◆ What is asked:
Please list all lines of the material below in which the string "Geiger" occurs.

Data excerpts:
^^^^^^^^

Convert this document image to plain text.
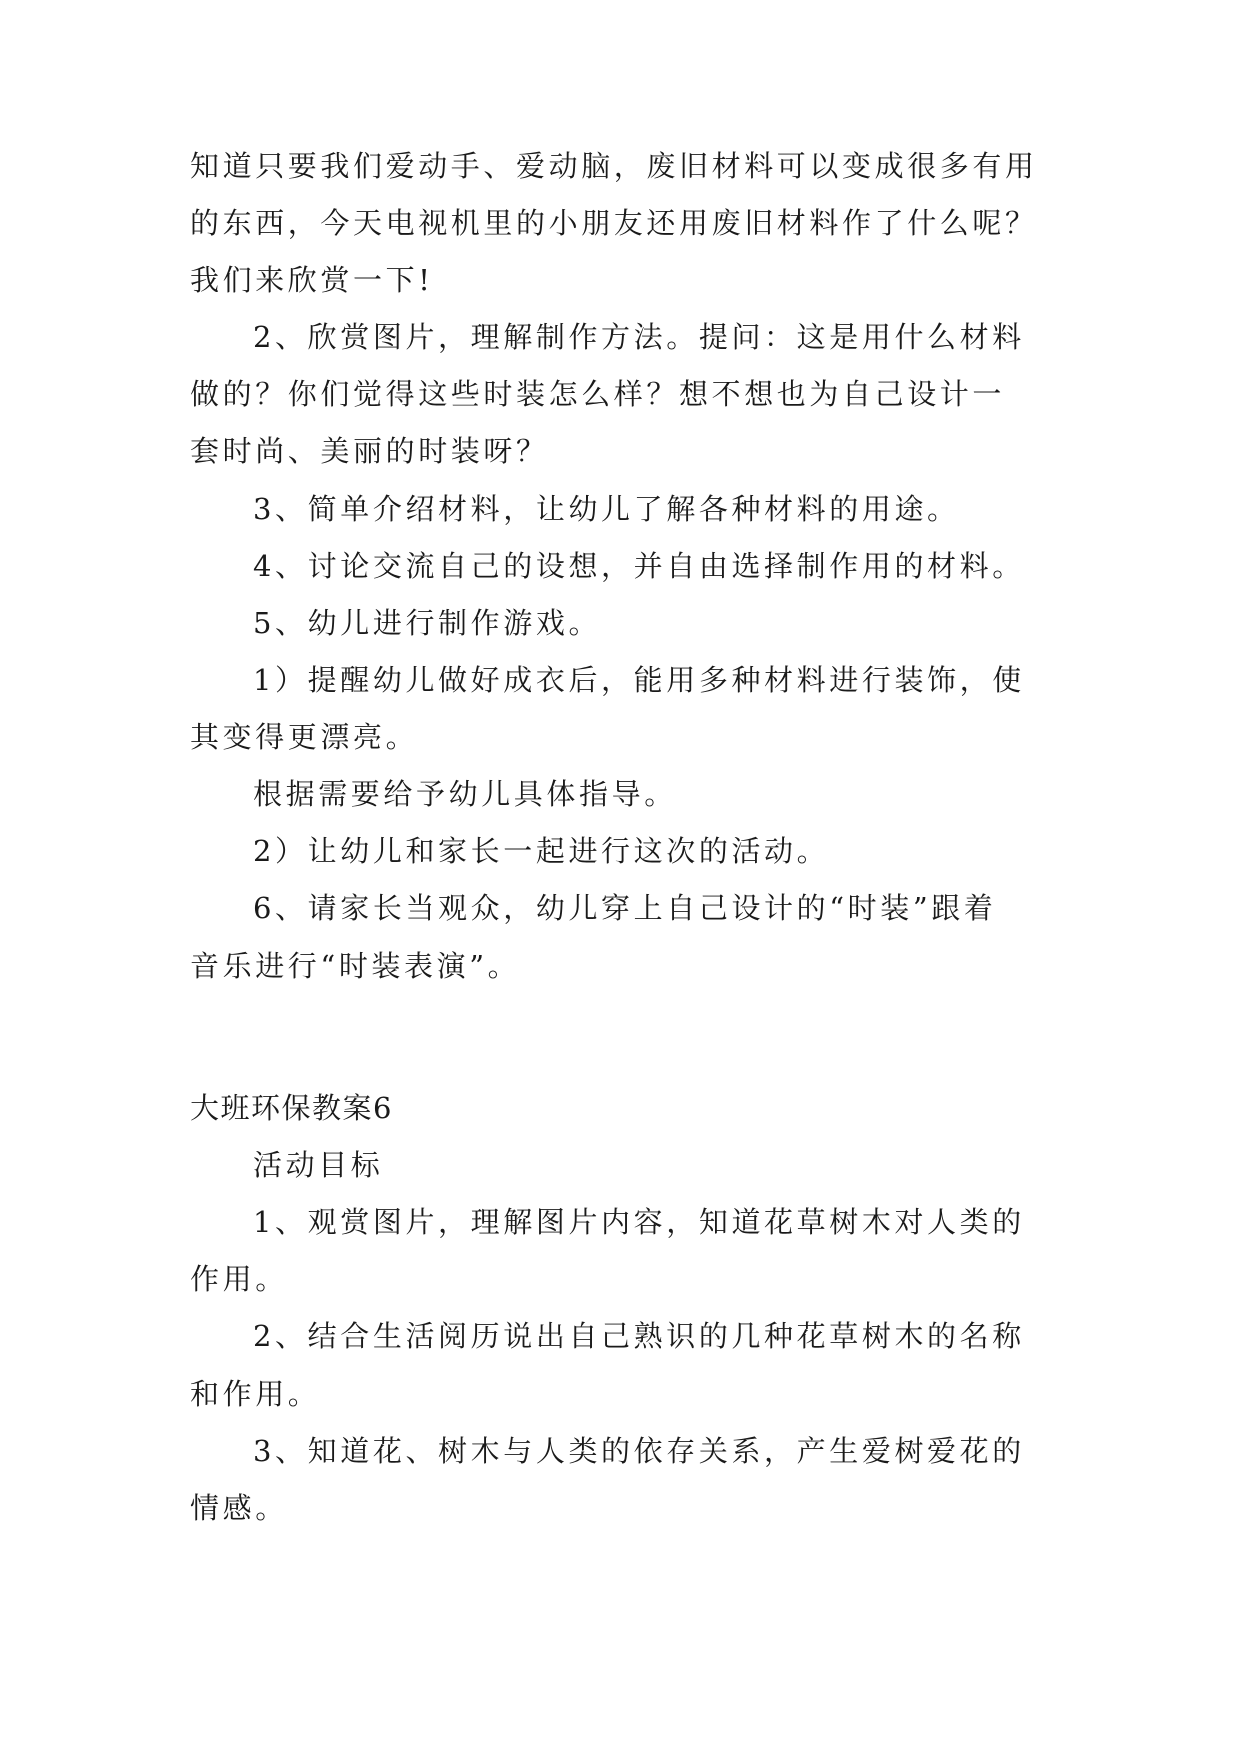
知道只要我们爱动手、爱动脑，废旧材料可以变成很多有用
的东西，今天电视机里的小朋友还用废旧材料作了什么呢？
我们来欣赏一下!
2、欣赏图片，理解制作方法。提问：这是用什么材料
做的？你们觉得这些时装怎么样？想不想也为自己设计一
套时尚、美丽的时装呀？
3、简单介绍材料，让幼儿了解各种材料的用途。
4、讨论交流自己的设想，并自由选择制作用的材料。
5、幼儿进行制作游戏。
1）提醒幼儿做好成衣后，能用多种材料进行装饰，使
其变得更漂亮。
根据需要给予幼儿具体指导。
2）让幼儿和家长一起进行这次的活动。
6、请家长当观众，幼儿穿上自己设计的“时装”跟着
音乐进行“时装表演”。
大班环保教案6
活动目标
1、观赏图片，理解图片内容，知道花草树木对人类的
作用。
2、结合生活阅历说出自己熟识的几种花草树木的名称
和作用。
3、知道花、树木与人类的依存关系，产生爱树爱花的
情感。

^^^^^^^^

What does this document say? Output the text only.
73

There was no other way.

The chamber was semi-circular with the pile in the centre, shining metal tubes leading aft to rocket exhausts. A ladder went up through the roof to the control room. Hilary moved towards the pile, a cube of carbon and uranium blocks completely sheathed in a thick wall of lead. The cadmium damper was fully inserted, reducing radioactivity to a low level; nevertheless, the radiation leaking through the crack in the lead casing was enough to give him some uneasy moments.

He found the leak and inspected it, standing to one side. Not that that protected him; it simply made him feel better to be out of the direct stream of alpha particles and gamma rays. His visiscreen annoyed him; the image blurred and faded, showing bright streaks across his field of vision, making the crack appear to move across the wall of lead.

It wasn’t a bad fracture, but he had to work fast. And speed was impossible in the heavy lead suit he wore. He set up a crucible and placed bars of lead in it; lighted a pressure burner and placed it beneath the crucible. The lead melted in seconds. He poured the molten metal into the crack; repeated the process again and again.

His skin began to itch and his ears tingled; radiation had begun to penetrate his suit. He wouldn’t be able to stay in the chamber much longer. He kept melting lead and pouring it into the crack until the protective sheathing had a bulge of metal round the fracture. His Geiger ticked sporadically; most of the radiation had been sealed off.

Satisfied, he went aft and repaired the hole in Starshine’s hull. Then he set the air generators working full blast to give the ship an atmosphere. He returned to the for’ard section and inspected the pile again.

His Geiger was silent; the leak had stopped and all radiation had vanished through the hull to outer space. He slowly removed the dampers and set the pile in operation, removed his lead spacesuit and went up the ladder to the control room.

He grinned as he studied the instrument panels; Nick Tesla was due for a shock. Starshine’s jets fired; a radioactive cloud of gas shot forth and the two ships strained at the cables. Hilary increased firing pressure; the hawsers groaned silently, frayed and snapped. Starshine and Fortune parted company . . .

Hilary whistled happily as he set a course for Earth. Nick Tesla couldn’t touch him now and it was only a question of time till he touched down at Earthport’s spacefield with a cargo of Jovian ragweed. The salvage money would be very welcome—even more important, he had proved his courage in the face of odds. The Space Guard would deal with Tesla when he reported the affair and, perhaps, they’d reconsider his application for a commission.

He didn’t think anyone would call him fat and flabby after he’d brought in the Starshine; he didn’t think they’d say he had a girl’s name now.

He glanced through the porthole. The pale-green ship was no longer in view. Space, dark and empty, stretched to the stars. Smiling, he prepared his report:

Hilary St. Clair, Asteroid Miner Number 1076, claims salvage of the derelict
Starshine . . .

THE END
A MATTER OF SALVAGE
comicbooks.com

^^^^^^^^

◆ Full solution:
His skin began to itch and his ears tingled; radiation had begun to penetrate his suit. He wouldn’t be able to stay in the chamber much longer. He kept melting lead and pouring it into the crack until the protective sheathing had a bulge of metal round the fracture. His Geiger ticked sporadically; most of the radiation had been sealed off.
His Geiger was silent; the leak had stopped and all radiation had vanished through the hull to outer space. He slowly removed the dampers and set the pile in operation, removed his lead spacesuit and went up the ladder to the control room.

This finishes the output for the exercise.